Prompt ::
Wherever the word "Спиртовой" turns up in a line of the entries, copy that line.

━━━ Task material ━━━

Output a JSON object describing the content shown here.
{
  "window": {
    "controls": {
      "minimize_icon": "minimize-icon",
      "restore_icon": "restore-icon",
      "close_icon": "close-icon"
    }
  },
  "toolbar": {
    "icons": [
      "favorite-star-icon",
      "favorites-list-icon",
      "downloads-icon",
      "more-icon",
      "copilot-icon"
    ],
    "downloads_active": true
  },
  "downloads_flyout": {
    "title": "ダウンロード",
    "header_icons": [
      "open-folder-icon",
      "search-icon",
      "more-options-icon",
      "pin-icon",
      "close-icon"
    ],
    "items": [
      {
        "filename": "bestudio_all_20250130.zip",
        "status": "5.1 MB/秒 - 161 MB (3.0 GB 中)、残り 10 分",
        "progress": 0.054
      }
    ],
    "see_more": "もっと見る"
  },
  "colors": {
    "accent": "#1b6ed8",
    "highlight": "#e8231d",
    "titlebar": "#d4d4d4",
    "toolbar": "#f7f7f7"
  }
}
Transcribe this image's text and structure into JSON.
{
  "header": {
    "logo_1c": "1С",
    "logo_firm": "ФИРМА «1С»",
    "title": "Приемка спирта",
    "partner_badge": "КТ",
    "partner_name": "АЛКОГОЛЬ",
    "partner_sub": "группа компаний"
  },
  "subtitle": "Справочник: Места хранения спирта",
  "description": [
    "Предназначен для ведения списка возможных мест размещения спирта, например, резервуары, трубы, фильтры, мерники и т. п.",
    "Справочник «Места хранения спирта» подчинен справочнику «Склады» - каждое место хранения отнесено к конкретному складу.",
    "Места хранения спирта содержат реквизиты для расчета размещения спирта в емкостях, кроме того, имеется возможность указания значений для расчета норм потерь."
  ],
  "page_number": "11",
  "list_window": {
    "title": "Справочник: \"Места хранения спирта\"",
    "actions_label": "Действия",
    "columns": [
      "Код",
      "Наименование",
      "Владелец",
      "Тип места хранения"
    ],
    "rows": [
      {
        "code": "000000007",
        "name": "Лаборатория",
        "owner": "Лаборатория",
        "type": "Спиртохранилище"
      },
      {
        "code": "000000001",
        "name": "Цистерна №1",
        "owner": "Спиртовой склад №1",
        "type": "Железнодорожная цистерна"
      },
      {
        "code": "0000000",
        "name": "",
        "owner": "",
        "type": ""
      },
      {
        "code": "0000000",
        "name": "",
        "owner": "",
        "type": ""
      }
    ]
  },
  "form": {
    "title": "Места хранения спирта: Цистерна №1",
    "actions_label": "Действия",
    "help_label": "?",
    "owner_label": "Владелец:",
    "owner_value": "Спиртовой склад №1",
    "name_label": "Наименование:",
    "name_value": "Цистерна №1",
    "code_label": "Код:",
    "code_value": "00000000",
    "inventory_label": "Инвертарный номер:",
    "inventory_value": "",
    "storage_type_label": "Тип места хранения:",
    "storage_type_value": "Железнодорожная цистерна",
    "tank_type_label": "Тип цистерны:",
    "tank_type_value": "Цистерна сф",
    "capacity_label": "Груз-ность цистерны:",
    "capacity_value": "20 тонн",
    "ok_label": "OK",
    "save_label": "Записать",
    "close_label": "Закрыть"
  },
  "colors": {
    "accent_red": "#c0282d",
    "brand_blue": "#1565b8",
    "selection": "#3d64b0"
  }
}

━━━

Exercise response ::
        "owner": "Спиртовой склад №1",
    "owner_value": "Спиртовой склад №1",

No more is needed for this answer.